**Task goal:** Repeat the lines that follow, leaving nothing out.
------ Input ------
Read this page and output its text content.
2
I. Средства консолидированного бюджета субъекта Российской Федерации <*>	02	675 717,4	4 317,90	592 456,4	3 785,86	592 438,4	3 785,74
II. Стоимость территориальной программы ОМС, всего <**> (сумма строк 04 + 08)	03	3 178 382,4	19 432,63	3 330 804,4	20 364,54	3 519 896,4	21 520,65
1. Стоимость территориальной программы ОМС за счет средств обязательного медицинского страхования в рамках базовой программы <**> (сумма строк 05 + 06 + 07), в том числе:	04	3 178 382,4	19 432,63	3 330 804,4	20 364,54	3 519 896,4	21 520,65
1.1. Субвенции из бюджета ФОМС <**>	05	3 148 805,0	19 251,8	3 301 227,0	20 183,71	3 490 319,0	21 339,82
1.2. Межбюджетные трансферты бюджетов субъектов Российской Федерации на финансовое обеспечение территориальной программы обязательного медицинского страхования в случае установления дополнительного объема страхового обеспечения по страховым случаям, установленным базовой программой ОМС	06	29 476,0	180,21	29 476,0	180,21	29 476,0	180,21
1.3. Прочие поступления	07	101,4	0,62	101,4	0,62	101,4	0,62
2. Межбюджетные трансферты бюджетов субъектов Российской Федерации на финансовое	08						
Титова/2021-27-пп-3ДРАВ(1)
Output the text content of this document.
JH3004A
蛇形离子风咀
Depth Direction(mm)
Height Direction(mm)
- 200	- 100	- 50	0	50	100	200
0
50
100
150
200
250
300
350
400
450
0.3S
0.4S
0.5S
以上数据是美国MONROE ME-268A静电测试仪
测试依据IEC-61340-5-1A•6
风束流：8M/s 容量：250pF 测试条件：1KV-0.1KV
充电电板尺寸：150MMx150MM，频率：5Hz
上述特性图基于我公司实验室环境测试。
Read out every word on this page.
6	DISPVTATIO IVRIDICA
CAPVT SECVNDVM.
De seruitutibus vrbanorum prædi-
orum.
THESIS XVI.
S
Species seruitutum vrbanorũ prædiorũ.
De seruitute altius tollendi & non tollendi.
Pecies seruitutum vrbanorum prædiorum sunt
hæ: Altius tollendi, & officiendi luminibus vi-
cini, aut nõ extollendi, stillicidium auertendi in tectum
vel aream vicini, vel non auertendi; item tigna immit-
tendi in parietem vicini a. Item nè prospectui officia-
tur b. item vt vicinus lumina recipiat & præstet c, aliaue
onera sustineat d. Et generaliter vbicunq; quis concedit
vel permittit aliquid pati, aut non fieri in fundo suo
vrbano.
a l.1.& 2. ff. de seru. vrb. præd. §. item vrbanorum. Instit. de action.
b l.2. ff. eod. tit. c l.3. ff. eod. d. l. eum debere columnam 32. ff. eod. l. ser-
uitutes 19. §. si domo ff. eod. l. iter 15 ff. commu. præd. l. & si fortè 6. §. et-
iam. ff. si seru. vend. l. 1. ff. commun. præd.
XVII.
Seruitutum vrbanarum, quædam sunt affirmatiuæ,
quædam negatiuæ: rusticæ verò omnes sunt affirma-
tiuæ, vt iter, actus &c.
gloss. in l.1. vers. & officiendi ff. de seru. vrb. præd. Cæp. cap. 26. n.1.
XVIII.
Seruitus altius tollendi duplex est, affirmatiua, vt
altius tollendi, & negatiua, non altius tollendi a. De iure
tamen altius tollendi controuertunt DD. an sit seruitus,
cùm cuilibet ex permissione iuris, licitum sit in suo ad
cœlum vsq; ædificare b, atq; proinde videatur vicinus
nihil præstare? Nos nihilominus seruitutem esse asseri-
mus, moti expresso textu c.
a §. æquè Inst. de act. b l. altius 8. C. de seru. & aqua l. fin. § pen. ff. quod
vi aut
------
**Final result:**
Read this page and output its text content.
2
I. Средства консолидированного бюджета субъекта Российской Федерации <*>	02	675 717,4	4 317,90	592 456,4	3 785,86	592 438,4	3 785,74
II. Стоимость территориальной программы ОМС, всего <**> (сумма строк 04 + 08)	03	3 178 382,4	19 432,63	3 330 804,4	20 364,54	3 519 896,4	21 520,65
1. Стоимость территориальной программы ОМС за счет средств обязательного медицинского страхования в рамках базовой программы <**> (сумма строк 05 + 06 + 07), в том числе:	04	3 178 382,4	19 432,63	3 330 804,4	20 364,54	3 519 896,4	21 520,65
1.1. Субвенции из бюджета ФОМС <**>	05	3 148 805,0	19 251,8	3 301 227,0	20 183,71	3 490 319,0	21 339,82
1.2. Межбюджетные трансферты бюджетов субъектов Российской Федерации на финансовое обеспечение территориальной программы обязательного медицинского страхования в случае установления дополнительного объема страхового обеспечения по страховым случаям, установленным базовой программой ОМС	06	29 476,0	180,21	29 476,0	180,21	29 476,0	180,21
1.3. Прочие поступления	07	101,4	0,62	101,4	0,62	101,4	0,62
2. Межбюджетные трансферты бюджетов субъектов Российской Федерации на финансовое	08						
Титова/2021-27-пп-3ДРАВ(1)
Output the text content of this document.
JH3004A
蛇形离子风咀
Depth Direction(mm)
Height Direction(mm)
- 200	- 100	- 50	0	50	100	200
0
50
100
150
200
250
300
350
400
450
0.3S
0.4S
0.5S
以上数据是美国MONROE ME-268A静电测试仪
测试依据IEC-61340-5-1A•6
风束流：8M/s 容量：250pF 测试条件：1KV-0.1KV
充电电板尺寸：150MMx150MM，频率：5Hz
上述特性图基于我公司实验室环境测试。
Read out every word on this page.
6	DISPVTATIO IVRIDICA
CAPVT SECVNDVM.
De seruitutibus vrbanorum prædi-
orum.
THESIS XVI.
S
Species seruitutum vrbanorũ prædiorũ.
De seruitute altius tollendi & non tollendi.
Pecies seruitutum vrbanorum prædiorum sunt
hæ: Altius tollendi, & officiendi luminibus vi-
cini, aut nõ extollendi, stillicidium auertendi in tectum
vel aream vicini, vel non auertendi; item tigna immit-
tendi in parietem vicini a. Item nè prospectui officia-
tur b. item vt vicinus lumina recipiat & præstet c, aliaue
onera sustineat d. Et generaliter vbicunq; quis concedit
vel permittit aliquid pati, aut non fieri in fundo suo
vrbano.
a l.1.& 2. ff. de seru. vrb. præd. §. item vrbanorum. Instit. de action.
b l.2. ff. eod. tit. c l.3. ff. eod. d. l. eum debere columnam 32. ff. eod. l. ser-
uitutes 19. §. si domo ff. eod. l. iter 15 ff. commu. præd. l. & si fortè 6. §. et-
iam. ff. si seru. vend. l. 1. ff. commun. præd.
XVII.
Seruitutum vrbanarum, quædam sunt affirmatiuæ,
quædam negatiuæ: rusticæ verò omnes sunt affirma-
tiuæ, vt iter, actus &c.
gloss. in l.1. vers. & officiendi ff. de seru. vrb. præd. Cæp. cap. 26. n.1.
XVIII.
Seruitus altius tollendi duplex est, affirmatiua, vt
altius tollendi, & negatiua, non altius tollendi a. De iure
tamen altius tollendi controuertunt DD. an sit seruitus,
cùm cuilibet ex permissione iuris, licitum sit in suo ad
cœlum vsq; ædificare b, atq; proinde videatur vicinus
nihil præstare? Nos nihilominus seruitutem esse asseri-
mus, moti expresso textu c.
a §. æquè Inst. de act. b l. altius 8. C. de seru. & aqua l. fin. § pen. ff. quod
vi aut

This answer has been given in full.